■ GOAL 1 ■
In the passage about the business school alliance, how many business schools make up the alliance?
╭─ PASSAGE
As an alliance between eight business schools that ordinarily compete for global talent, the panellists noted the importance of collaboration in tackling the climate transition.

“There is so much energy behind it [the climate transition], but how can we connect all of that energy?” asked François Ortalo-Magné, dean of London Business School. “We create a platform for great minds to come together.”

The value of schools’ alumni network, which among the participating schools combines to almost half a million professionals across the globe, was revealed during various talks featuring Executive MBA and MBA alumni alongside specialist business school professors.

Some of the topics discussed included navigating the transition from fossil fuels to renewables, devising financial innovations to drive the climate transition, and scaling new climate solutions.

Notable speakers included Gerhard Mulder, Oxford Saïd MBA grad, who is now CEO and co-founder at Climate Risk Services; Gerrit Sindermann, graduate of the IMD MBA, and executive director of the Green Digital Finance Alliance; and Larissa Pramudita Sidarto, commissioner at Green Rebel Foods, and also a graduate of the Oxford Saïd MBA.
╰─
╭─ INPUT
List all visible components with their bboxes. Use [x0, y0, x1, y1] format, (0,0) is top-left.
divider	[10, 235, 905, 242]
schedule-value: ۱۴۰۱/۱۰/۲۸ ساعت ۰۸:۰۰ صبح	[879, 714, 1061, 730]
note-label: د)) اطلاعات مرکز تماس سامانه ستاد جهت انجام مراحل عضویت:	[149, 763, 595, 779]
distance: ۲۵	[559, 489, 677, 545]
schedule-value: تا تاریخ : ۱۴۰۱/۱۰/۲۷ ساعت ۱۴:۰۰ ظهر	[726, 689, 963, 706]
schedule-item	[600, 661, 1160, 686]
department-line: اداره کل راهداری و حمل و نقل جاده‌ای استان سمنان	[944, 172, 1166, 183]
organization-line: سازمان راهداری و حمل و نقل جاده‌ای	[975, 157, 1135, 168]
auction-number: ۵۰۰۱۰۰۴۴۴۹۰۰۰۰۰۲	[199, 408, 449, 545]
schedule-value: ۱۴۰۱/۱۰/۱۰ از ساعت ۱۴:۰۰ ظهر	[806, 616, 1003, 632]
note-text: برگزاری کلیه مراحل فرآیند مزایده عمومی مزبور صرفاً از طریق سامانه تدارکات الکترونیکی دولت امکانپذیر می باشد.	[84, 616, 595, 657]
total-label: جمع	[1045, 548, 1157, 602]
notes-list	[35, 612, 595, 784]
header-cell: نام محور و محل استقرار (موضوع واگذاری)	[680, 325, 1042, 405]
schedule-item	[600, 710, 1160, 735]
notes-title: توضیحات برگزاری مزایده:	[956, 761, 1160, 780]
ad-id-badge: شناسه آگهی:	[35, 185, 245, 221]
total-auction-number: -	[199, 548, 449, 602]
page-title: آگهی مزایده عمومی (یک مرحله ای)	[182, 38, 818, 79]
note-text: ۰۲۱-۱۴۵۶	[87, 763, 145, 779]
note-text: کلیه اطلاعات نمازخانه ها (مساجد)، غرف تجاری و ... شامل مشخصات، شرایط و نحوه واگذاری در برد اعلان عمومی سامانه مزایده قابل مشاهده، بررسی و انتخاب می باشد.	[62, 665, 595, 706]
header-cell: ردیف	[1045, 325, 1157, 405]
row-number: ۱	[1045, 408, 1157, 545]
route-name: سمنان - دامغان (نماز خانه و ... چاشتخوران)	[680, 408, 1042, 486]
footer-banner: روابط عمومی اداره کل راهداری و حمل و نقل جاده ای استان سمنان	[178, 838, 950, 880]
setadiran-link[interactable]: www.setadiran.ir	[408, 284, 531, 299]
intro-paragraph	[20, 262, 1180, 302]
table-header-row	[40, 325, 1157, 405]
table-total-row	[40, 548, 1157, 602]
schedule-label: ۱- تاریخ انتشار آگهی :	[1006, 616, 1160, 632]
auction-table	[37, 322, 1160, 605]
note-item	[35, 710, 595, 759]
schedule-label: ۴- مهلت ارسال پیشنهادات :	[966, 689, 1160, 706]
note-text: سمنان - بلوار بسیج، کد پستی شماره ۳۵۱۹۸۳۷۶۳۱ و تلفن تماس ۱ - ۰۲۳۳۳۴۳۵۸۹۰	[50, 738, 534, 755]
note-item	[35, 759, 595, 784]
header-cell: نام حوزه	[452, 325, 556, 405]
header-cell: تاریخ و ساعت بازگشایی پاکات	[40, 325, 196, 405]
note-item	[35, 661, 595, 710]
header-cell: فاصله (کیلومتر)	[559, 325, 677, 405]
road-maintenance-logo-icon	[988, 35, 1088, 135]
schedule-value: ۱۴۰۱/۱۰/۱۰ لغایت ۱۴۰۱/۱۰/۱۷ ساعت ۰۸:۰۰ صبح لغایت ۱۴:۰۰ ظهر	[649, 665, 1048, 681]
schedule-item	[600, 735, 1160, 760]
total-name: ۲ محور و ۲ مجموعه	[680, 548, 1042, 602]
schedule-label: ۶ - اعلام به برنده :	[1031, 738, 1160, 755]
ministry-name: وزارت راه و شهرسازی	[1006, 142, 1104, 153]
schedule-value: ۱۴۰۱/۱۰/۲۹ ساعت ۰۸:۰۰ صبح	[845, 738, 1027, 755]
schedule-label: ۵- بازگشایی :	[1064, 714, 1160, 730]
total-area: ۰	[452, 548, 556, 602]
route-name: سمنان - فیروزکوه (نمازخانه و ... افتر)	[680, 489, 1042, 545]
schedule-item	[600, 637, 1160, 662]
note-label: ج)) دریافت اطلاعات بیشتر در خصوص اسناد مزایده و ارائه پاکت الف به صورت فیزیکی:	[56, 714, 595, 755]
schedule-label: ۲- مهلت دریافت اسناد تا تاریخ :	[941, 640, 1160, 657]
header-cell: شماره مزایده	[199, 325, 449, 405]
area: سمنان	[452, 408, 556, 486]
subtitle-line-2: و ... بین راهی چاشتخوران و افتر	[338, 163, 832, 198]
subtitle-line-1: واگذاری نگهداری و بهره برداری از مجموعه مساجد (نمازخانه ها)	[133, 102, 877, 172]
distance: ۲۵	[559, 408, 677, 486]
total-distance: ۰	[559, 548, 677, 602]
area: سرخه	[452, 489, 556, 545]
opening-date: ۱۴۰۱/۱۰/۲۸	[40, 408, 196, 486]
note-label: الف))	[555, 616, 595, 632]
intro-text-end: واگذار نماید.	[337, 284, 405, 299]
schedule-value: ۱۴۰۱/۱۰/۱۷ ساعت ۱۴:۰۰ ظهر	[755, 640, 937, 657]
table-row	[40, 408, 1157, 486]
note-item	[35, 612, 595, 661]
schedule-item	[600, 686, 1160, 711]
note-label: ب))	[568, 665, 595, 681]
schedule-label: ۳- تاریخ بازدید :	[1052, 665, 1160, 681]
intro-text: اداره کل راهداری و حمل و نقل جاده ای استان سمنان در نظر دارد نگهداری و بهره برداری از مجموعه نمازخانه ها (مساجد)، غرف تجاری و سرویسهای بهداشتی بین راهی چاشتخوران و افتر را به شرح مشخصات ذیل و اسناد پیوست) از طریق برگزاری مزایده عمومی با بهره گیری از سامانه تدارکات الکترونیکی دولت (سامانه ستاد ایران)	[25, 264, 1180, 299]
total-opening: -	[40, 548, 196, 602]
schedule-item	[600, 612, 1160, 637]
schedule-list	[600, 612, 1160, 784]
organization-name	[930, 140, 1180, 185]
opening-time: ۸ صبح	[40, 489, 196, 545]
╰─
■ GOAL 2 ■
Turn the rows into a numbered list, from the first row up to and including the row with "note-label: د)) اطلاعات". Leave out any blank lines.

■ FULL ANSWER 1 ■
Eight.

■ FULL ANSWER 2 ■
1. List all visible components with their bboxes. Use [x0, y0, x1, y1] format, (0,0) is top-left.
2. divider	[10, 235, 905, 242]
3. schedule-value: ۱۴۰۱/۱۰/۲۸ ساعت ۰۸:۰۰ صبح	[879, 714, 1061, 730]
4. note-label: د)) اطلاعات مرکز تماس سامانه ستاد جهت انجام مراحل عضویت:	[149, 763, 595, 779]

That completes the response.